Goals —
a) In the reflection on overeating, condense the paragraph beginning "I will be praying and seeking God" into a short bulleted list that keeps its main facts.
b) Extract the lines of the labeled box listing from its first line through the line containing "- share-label: Share: [975, 16, 1008, 30]", both included.

Reading passage —
[START]
How do I get there? What can I do to change things, how do I wrap my mind around food not being my companion. How do I stay focused beyond the next event where food is the focus. I need answers and I hoped that writing all this down and posting it for the world to read would help but at this moment I still don't know the answer. I want to feel good, I want to want to eat healthy, I want to want to exercise. I remember what it felt like to go shopping and find clothes that I liked that fit right, yet it didn't last long. When I got to that place the "maintenance" was forgotten. It became easier and easier to slide back into old habits and end up right back where I started from...fat and lazy. I don't want to be "that me" anymore. And, yet, I can't seem to find the way to change and its frustrating. The struggle and the battle is exhausting and when I get tired and frustrated....I EAT. I find myself lately not even being hungry yet eating out of boredom yet not having the energy to get up and do anything. Even my house is suffering because of the downward spiral into food being my first and last thoughts of every moment.

I will be praying and seeking God again to help me find a way to overcome and triumph over this longtime enemy. If only I could walk away from it completely. I quit smoking many years ago because I could walk away, but with food it is a necessity to sustaining life. Maybe that is why liquid diets work so well, you drink for sustenance and live your life. Yet, I know that can't last forever and then you still have to learn to exist with food as part of your life again during the maintenance phase.
[END]
Labeled box records
[START]
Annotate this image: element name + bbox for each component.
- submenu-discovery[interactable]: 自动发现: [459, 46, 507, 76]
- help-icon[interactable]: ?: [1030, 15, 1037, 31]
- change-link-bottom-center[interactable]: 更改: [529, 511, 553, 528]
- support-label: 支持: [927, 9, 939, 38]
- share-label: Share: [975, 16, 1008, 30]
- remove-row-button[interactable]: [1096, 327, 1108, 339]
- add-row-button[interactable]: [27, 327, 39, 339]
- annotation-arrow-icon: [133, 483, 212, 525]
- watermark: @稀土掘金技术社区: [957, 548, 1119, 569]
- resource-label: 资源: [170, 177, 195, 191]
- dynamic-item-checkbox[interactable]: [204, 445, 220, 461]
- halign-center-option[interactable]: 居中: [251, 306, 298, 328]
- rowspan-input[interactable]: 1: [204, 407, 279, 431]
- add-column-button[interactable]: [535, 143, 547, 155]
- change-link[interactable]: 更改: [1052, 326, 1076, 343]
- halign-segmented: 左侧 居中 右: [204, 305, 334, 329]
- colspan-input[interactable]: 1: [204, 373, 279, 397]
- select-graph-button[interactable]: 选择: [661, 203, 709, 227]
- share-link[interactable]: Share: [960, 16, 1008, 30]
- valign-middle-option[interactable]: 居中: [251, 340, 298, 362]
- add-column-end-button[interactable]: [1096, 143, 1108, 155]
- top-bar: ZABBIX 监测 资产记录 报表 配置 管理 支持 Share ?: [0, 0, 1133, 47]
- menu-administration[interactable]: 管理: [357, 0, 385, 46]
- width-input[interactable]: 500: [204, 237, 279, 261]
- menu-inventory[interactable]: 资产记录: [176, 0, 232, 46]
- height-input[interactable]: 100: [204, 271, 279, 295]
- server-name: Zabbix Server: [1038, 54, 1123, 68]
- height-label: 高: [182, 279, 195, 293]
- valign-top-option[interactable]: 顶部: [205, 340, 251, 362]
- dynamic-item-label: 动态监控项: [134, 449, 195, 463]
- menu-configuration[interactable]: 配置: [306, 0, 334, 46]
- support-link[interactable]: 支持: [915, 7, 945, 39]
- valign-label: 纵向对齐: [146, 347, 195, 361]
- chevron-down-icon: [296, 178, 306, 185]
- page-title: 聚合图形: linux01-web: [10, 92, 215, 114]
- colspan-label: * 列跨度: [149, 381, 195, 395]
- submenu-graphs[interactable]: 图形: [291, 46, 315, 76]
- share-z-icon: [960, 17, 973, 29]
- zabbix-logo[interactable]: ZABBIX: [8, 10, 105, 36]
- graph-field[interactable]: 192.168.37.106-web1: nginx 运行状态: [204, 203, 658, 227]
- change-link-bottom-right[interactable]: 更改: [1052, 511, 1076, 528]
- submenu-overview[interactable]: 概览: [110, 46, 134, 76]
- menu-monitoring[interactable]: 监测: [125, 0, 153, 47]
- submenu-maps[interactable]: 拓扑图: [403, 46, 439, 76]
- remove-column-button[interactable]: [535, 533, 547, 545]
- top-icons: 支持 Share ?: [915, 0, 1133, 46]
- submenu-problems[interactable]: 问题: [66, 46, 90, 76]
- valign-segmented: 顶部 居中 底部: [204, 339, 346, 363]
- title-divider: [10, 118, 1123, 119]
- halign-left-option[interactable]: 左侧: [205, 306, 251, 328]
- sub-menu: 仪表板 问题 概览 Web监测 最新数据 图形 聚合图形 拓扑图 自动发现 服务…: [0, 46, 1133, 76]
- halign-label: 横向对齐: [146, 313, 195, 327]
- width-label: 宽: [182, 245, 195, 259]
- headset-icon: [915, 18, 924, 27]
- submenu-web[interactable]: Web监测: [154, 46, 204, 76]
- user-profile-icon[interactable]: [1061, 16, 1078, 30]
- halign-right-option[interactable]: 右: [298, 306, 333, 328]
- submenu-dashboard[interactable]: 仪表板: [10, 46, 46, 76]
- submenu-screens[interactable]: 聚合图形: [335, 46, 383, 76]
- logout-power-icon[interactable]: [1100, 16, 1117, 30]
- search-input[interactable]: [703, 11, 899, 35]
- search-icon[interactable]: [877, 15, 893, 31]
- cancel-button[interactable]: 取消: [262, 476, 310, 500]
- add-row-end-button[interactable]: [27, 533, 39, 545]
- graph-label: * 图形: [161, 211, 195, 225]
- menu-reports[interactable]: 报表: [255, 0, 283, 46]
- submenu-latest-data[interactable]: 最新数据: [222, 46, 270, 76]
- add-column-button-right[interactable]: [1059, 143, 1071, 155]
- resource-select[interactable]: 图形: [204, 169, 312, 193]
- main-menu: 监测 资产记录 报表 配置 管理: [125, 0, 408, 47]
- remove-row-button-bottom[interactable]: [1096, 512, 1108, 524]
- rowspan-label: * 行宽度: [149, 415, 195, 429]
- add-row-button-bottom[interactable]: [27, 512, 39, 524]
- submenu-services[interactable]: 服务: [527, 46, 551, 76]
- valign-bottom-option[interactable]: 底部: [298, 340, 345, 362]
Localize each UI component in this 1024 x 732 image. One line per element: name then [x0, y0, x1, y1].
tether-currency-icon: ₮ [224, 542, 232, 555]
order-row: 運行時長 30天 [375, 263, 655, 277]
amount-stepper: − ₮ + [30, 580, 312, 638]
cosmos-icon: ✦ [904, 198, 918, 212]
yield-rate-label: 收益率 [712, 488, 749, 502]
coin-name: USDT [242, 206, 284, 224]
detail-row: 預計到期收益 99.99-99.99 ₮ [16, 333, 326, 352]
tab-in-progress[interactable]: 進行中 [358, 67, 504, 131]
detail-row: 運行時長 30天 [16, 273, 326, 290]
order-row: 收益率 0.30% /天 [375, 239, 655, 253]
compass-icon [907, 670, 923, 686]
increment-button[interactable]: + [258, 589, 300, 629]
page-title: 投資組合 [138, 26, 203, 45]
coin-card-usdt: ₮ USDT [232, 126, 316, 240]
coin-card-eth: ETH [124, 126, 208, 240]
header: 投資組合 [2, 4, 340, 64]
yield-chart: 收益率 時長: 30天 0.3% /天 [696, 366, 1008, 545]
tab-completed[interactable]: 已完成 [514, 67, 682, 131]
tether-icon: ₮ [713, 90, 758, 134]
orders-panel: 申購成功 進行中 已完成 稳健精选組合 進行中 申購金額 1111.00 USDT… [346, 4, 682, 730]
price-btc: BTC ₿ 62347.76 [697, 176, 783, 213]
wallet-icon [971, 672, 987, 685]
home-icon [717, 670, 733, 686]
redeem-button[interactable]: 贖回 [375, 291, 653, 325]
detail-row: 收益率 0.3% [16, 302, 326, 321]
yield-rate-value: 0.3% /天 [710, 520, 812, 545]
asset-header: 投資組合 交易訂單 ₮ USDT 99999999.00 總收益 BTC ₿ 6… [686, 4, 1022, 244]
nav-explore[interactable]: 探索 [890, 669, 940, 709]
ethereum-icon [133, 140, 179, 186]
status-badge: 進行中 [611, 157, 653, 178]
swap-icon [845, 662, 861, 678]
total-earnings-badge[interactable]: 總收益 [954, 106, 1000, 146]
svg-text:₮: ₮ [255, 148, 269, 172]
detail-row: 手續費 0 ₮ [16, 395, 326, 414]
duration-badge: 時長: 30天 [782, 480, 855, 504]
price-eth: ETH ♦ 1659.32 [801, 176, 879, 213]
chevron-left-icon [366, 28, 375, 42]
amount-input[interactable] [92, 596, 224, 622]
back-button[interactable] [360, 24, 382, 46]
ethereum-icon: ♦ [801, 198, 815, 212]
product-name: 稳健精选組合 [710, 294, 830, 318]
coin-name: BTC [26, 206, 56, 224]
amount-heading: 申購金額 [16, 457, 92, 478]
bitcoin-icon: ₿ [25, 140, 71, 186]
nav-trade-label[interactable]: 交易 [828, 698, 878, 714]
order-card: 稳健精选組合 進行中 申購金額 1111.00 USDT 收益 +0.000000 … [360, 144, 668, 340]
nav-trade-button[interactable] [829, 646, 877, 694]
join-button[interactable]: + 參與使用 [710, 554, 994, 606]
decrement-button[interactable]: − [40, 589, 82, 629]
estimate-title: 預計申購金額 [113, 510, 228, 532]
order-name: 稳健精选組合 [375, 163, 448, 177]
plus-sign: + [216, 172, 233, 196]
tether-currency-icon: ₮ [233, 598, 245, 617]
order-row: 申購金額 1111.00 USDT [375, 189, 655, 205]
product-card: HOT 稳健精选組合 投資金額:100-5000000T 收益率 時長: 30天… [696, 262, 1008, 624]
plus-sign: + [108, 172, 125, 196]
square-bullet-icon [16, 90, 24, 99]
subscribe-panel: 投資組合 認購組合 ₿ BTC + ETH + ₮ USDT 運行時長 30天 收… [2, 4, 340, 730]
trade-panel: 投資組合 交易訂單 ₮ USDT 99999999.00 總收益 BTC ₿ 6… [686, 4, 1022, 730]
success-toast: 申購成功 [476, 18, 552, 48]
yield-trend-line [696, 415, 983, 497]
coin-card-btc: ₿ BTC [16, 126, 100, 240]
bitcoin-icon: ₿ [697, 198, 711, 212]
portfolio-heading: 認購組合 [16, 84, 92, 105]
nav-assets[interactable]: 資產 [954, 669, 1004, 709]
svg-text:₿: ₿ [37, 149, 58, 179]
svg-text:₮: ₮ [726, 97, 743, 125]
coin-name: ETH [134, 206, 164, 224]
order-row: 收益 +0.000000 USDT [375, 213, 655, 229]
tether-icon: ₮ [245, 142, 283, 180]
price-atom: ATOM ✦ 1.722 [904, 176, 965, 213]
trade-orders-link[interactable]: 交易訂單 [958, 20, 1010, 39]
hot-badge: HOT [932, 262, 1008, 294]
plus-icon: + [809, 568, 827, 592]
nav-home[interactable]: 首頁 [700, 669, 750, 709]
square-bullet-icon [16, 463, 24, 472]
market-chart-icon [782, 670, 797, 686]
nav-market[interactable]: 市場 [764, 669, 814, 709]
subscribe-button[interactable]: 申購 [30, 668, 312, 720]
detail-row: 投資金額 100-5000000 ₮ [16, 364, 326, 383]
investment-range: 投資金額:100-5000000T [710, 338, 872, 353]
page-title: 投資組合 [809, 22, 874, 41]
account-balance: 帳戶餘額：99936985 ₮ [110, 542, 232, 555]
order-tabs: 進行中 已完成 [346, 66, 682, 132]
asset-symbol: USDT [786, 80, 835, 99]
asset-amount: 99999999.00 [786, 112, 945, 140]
[END]
Solutions per task —
a)
- The writer plans to pray and seek God's help again to overcome this longtime enemy.
- The writer wishes it were possible to walk away from food completely.
- The writer quit smoking many years ago by walking away from it, but food is necessary to sustain life.
- This may be why liquid diets work so well: you drink for sustenance and live your life.
- Such a diet can't last forever, though, and in the maintenance phase you still have to learn to live with food again.

b)
Annotate this image: element name + bbox for each component.
- submenu-discovery[interactable]: 自动发现: [459, 46, 507, 76]
- help-icon[interactable]: ?: [1030, 15, 1037, 31]
- change-link-bottom-center[interactable]: 更改: [529, 511, 553, 528]
- support-label: 支持: [927, 9, 939, 38]
- share-label: Share: [975, 16, 1008, 30]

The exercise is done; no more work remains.